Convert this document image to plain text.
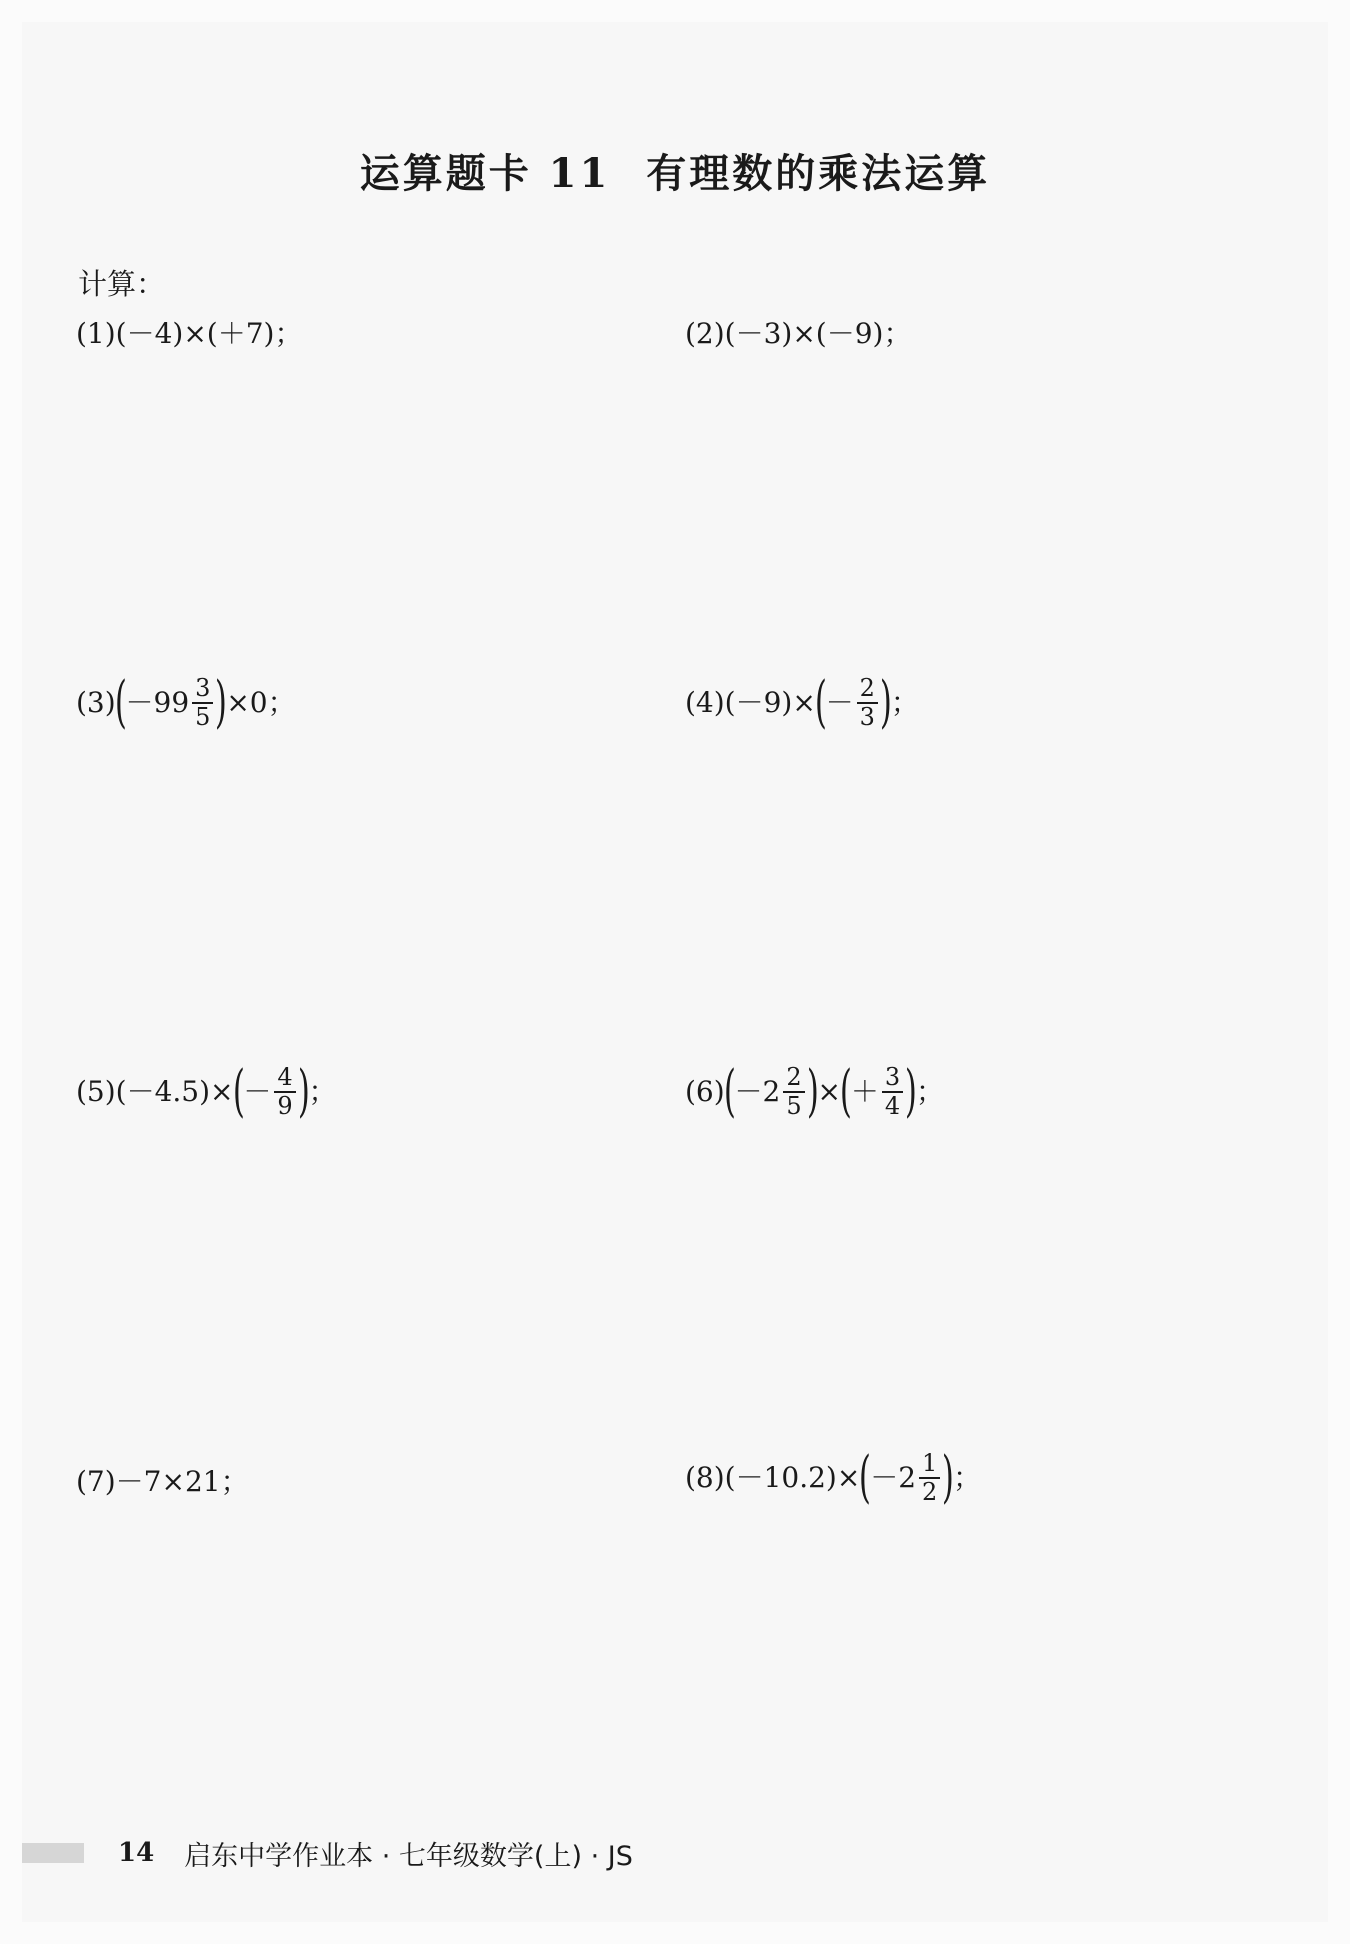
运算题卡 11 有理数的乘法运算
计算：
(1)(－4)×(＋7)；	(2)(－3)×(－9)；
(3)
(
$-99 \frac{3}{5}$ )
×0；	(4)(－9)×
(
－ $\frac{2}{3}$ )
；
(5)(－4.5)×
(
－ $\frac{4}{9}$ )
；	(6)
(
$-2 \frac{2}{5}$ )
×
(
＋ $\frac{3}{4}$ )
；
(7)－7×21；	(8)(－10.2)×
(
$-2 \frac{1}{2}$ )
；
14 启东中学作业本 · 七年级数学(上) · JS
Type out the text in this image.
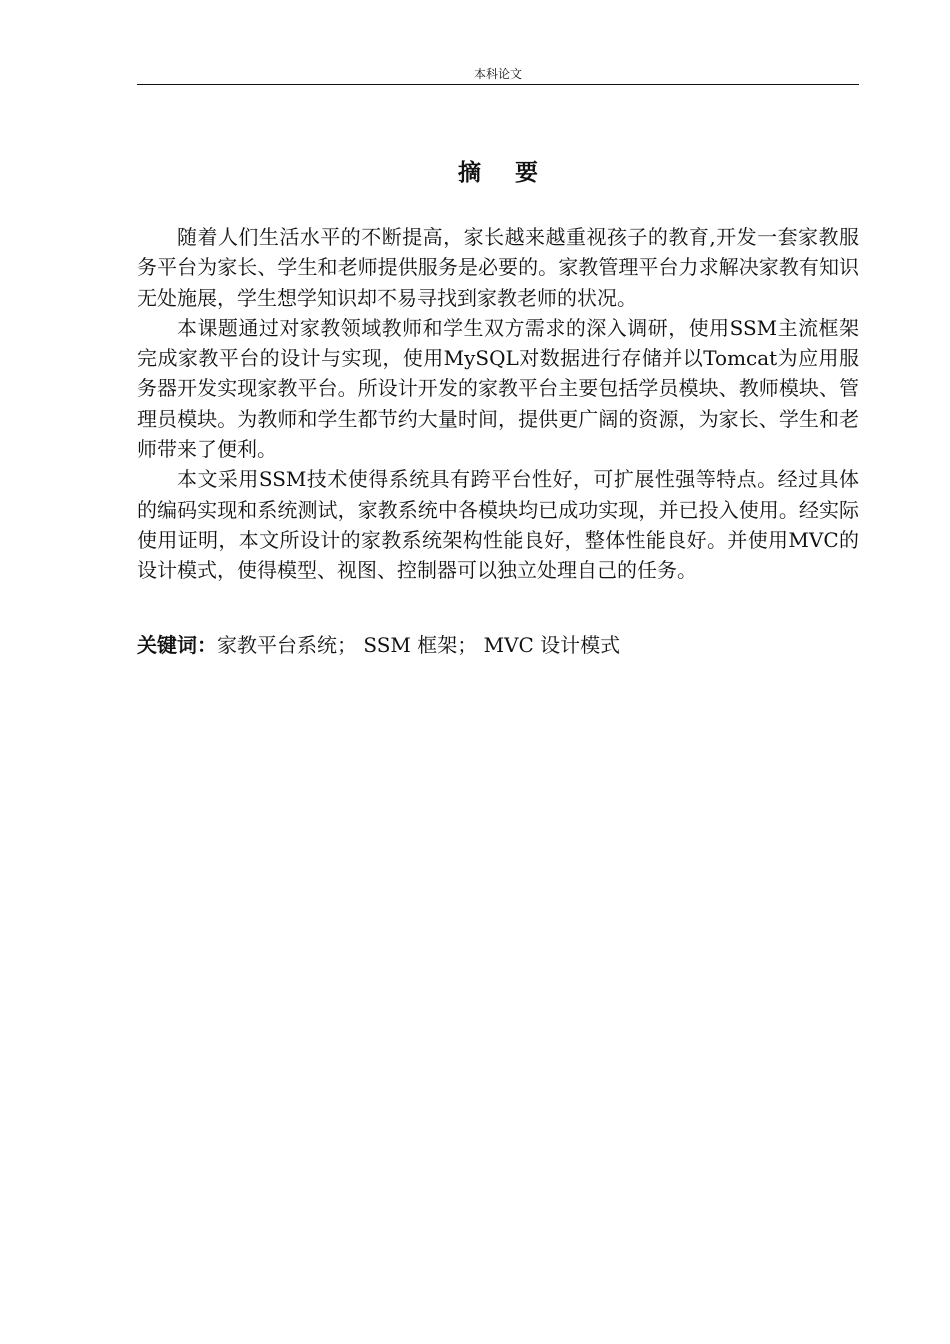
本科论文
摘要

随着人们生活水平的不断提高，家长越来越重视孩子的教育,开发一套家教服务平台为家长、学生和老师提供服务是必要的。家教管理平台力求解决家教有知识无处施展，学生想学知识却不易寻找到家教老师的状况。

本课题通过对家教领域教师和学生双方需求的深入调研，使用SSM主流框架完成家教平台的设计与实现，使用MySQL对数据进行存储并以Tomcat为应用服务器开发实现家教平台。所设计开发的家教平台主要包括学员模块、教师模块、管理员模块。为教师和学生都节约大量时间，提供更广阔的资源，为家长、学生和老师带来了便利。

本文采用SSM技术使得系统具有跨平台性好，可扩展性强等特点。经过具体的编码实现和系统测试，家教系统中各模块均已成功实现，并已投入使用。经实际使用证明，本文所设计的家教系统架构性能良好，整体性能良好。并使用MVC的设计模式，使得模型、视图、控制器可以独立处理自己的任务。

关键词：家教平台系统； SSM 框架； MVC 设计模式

----------------------------------------

Copy all the records above exactly, but leave out the pictures.

Convert this document image to plain text.
运算题卡 11 有理数的乘法运算
计算：
(1)(－4)×(＋7)；	(2)(－3)×(－9)；
(3)
(
$-99 \frac{3}{5}$ )
×0；	(4)(－9)×
(
－ $\frac{2}{3}$ )
；
(5)(－4.5)×
(
－ $\frac{4}{9}$ )
；	(6)
(
$-2 \frac{2}{5}$ )
×
(
＋ $\frac{3}{4}$ )
；
(7)－7×21；	(8)(－10.2)×
(
$-2 \frac{1}{2}$ )
；
14 启东中学作业本 · 七年级数学(上) · JS
Type out the text in this image.
本科论文
摘要

随着人们生活水平的不断提高，家长越来越重视孩子的教育,开发一套家教服务平台为家长、学生和老师提供服务是必要的。家教管理平台力求解决家教有知识无处施展，学生想学知识却不易寻找到家教老师的状况。

本课题通过对家教领域教师和学生双方需求的深入调研，使用SSM主流框架完成家教平台的设计与实现，使用MySQL对数据进行存储并以Tomcat为应用服务器开发实现家教平台。所设计开发的家教平台主要包括学员模块、教师模块、管理员模块。为教师和学生都节约大量时间，提供更广阔的资源，为家长、学生和老师带来了便利。

本文采用SSM技术使得系统具有跨平台性好，可扩展性强等特点。经过具体的编码实现和系统测试，家教系统中各模块均已成功实现，并已投入使用。经实际使用证明，本文所设计的家教系统架构性能良好，整体性能良好。并使用MVC的设计模式，使得模型、视图、控制器可以独立处理自己的任务。

关键词：家教平台系统； SSM 框架； MVC 设计模式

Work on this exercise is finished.